Keep images out and repeat all data exactly.

•••••

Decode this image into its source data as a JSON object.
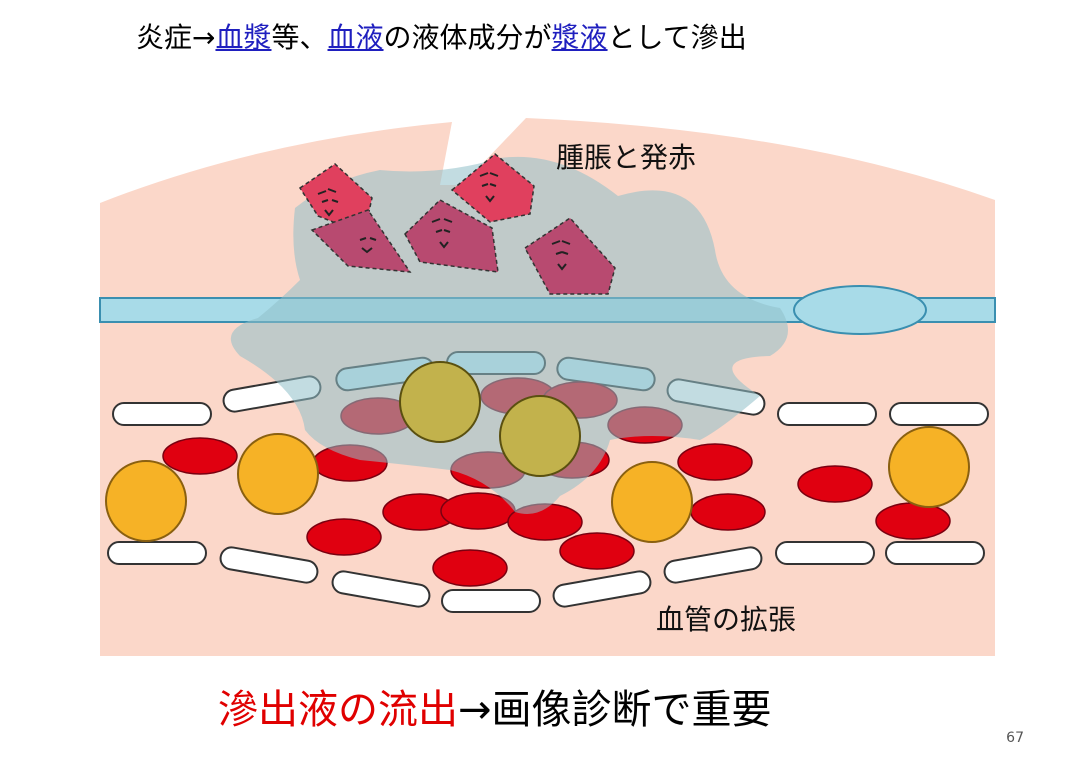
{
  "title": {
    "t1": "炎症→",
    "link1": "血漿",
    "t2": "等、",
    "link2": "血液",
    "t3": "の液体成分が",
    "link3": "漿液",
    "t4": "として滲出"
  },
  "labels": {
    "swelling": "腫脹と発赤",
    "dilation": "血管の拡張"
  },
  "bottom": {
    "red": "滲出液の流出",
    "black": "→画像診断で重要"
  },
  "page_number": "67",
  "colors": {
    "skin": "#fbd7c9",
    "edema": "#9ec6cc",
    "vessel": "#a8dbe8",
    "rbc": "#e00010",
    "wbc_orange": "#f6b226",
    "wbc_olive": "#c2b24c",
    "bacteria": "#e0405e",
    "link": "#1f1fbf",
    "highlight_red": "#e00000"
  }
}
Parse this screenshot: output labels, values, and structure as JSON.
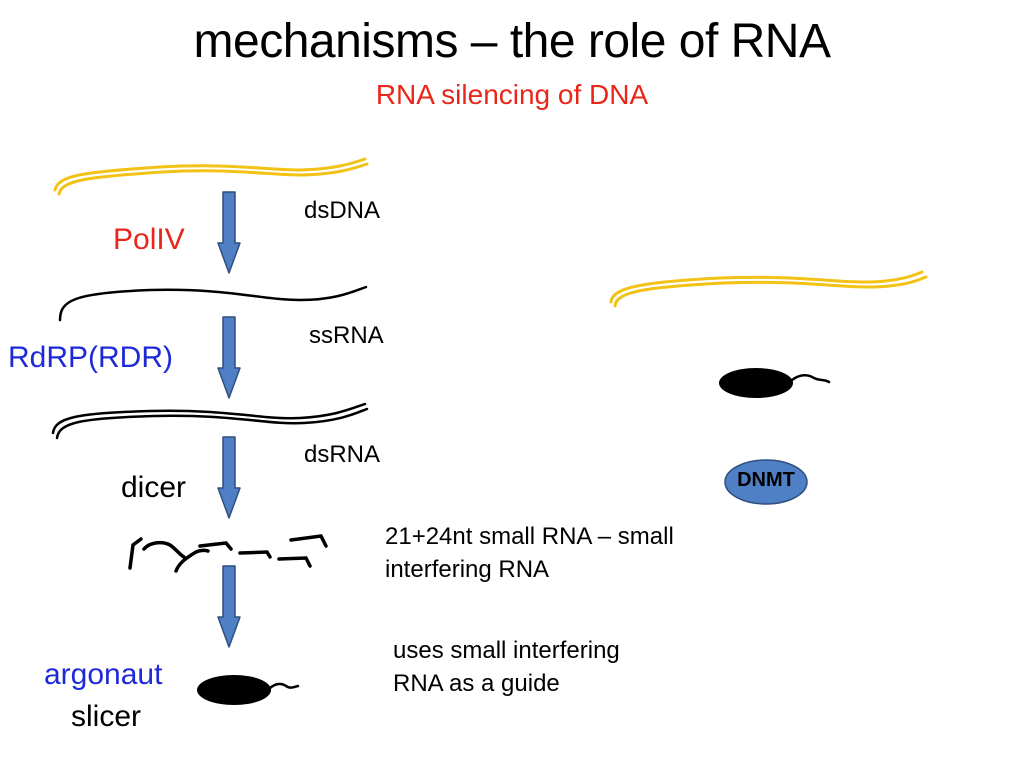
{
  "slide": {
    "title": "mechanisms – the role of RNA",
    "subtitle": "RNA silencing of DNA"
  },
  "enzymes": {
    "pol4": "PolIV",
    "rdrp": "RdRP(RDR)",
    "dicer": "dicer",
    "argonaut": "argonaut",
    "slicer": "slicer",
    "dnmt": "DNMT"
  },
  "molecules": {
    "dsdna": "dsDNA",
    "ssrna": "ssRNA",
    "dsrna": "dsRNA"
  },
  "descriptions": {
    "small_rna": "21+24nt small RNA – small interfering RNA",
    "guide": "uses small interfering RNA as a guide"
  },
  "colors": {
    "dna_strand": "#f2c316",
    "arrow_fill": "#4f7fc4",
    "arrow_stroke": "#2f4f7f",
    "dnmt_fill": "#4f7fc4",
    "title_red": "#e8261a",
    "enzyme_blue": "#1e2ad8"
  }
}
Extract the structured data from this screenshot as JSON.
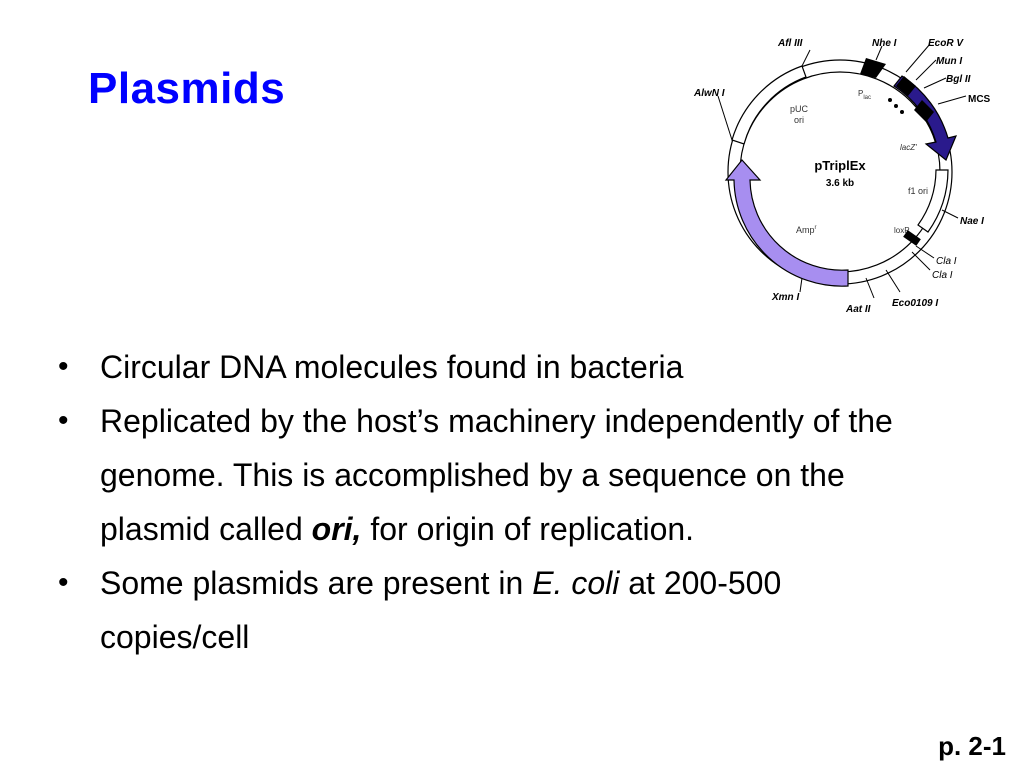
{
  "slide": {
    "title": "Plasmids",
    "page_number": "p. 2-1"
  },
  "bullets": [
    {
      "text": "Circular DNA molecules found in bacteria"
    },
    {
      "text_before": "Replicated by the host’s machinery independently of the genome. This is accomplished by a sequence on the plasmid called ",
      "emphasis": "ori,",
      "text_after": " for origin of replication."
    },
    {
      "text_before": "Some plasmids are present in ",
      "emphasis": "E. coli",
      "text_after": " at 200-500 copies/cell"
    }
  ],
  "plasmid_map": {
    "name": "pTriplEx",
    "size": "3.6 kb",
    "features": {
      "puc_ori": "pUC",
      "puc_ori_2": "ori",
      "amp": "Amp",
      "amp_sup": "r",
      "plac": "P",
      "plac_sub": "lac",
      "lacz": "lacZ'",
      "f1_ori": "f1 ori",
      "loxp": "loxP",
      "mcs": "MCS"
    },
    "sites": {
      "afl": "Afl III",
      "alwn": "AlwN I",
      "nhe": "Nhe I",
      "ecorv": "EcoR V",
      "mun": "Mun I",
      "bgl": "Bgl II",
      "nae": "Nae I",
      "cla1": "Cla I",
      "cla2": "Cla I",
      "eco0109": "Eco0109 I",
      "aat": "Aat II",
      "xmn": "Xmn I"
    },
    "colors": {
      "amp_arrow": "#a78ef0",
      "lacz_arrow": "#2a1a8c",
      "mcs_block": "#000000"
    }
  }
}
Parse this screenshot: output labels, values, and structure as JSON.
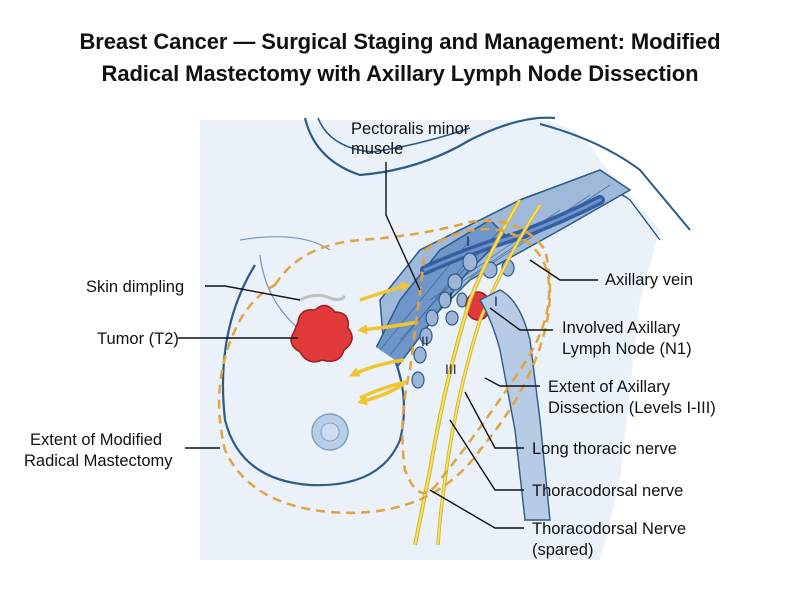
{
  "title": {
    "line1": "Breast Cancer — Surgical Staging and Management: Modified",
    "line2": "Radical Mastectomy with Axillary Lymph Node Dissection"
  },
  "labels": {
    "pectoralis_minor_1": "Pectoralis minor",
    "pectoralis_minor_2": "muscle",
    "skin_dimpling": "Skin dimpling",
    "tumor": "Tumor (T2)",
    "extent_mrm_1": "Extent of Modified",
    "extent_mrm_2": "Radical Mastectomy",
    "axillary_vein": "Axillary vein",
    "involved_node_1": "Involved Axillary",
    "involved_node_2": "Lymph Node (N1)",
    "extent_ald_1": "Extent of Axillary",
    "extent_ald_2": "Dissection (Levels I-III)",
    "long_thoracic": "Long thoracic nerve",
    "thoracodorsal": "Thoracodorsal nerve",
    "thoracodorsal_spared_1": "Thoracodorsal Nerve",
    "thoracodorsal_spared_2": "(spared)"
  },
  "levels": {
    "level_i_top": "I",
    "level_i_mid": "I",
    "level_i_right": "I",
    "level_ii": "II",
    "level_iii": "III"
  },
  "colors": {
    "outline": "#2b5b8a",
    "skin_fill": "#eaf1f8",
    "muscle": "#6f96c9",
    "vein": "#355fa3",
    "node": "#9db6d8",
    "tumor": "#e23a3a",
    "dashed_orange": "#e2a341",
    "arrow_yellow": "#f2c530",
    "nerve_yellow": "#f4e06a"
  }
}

•••••

* Your response
Decode this image into its source data as a JSON object.
{
  "title": {
    "t1": "炎症→",
    "link1": "血漿",
    "t2": "等、",
    "link2": "血液",
    "t3": "の液体成分が",
    "link3": "漿液",
    "t4": "として滲出"
  },
  "labels": {
    "swelling": "腫脹と発赤",
    "dilation": "血管の拡張"
  },
  "bottom": {
    "red": "滲出液の流出",
    "black": "→画像診断で重要"
  },
  "page_number": "67",
  "colors": {
    "skin": "#fbd7c9",
    "edema": "#9ec6cc",
    "vessel": "#a8dbe8",
    "rbc": "#e00010",
    "wbc_orange": "#f6b226",
    "wbc_olive": "#c2b24c",
    "bacteria": "#e0405e",
    "link": "#1f1fbf",
    "highlight_red": "#e00000"
  }
}
Parse this screenshot: output labels, values, and structure as JSON.
{
  "slide": {
    "title": "mechanisms – the role of RNA",
    "subtitle": "RNA silencing of DNA"
  },
  "enzymes": {
    "pol4": "PolIV",
    "rdrp": "RdRP(RDR)",
    "dicer": "dicer",
    "argonaut": "argonaut",
    "slicer": "slicer",
    "dnmt": "DNMT"
  },
  "molecules": {
    "dsdna": "dsDNA",
    "ssrna": "ssRNA",
    "dsrna": "dsRNA"
  },
  "descriptions": {
    "small_rna": "21+24nt small RNA – small interfering RNA",
    "guide": "uses small interfering RNA as a guide"
  },
  "colors": {
    "dna_strand": "#f2c316",
    "arrow_fill": "#4f7fc4",
    "arrow_stroke": "#2f4f7f",
    "dnmt_fill": "#4f7fc4",
    "title_red": "#e8261a",
    "enzyme_blue": "#1e2ad8"
  }
}
Extract the structured data from this screenshot as JSON.
{
  "slide": {
    "title": "Plasmids",
    "page_number": "p. 2-1"
  },
  "bullets": [
    {
      "text": "Circular DNA molecules found in bacteria"
    },
    {
      "text_before": "Replicated by the host’s machinery independently of the genome. This is accomplished by a sequence on the plasmid called ",
      "emphasis": "ori,",
      "text_after": " for origin of replication."
    },
    {
      "text_before": "Some plasmids are present in ",
      "emphasis": "E. coli",
      "text_after": " at 200-500 copies/cell"
    }
  ],
  "plasmid_map": {
    "name": "pTriplEx",
    "size": "3.6 kb",
    "features": {
      "puc_ori": "pUC",
      "puc_ori_2": "ori",
      "amp": "Amp",
      "amp_sup": "r",
      "plac": "P",
      "plac_sub": "lac",
      "lacz": "lacZ'",
      "f1_ori": "f1 ori",
      "loxp": "loxP",
      "mcs": "MCS"
    },
    "sites": {
      "afl": "Afl III",
      "alwn": "AlwN I",
      "nhe": "Nhe I",
      "ecorv": "EcoR V",
      "mun": "Mun I",
      "bgl": "Bgl II",
      "nae": "Nae I",
      "cla1": "Cla I",
      "cla2": "Cla I",
      "eco0109": "Eco0109 I",
      "aat": "Aat II",
      "xmn": "Xmn I"
    },
    "colors": {
      "amp_arrow": "#a78ef0",
      "lacz_arrow": "#2a1a8c",
      "mcs_block": "#000000"
    }
  }
}
Parse this screenshot: output labels, values, and structure as JSON.
{
  "title": {
    "line1": "Breast Cancer — Surgical Staging and Management: Modified",
    "line2": "Radical Mastectomy with Axillary Lymph Node Dissection"
  },
  "labels": {
    "pectoralis_minor_1": "Pectoralis minor",
    "pectoralis_minor_2": "muscle",
    "skin_dimpling": "Skin dimpling",
    "tumor": "Tumor (T2)",
    "extent_mrm_1": "Extent of Modified",
    "extent_mrm_2": "Radical Mastectomy",
    "axillary_vein": "Axillary vein",
    "involved_node_1": "Involved Axillary",
    "involved_node_2": "Lymph Node (N1)",
    "extent_ald_1": "Extent of Axillary",
    "extent_ald_2": "Dissection (Levels I-III)",
    "long_thoracic": "Long thoracic nerve",
    "thoracodorsal": "Thoracodorsal nerve",
    "thoracodorsal_spared_1": "Thoracodorsal Nerve",
    "thoracodorsal_spared_2": "(spared)"
  },
  "levels": {
    "level_i_top": "I",
    "level_i_mid": "I",
    "level_i_right": "I",
    "level_ii": "II",
    "level_iii": "III"
  },
  "colors": {
    "outline": "#2b5b8a",
    "skin_fill": "#eaf1f8",
    "muscle": "#6f96c9",
    "vein": "#355fa3",
    "node": "#9db6d8",
    "tumor": "#e23a3a",
    "dashed_orange": "#e2a341",
    "arrow_yellow": "#f2c530",
    "nerve_yellow": "#f4e06a"
  }
}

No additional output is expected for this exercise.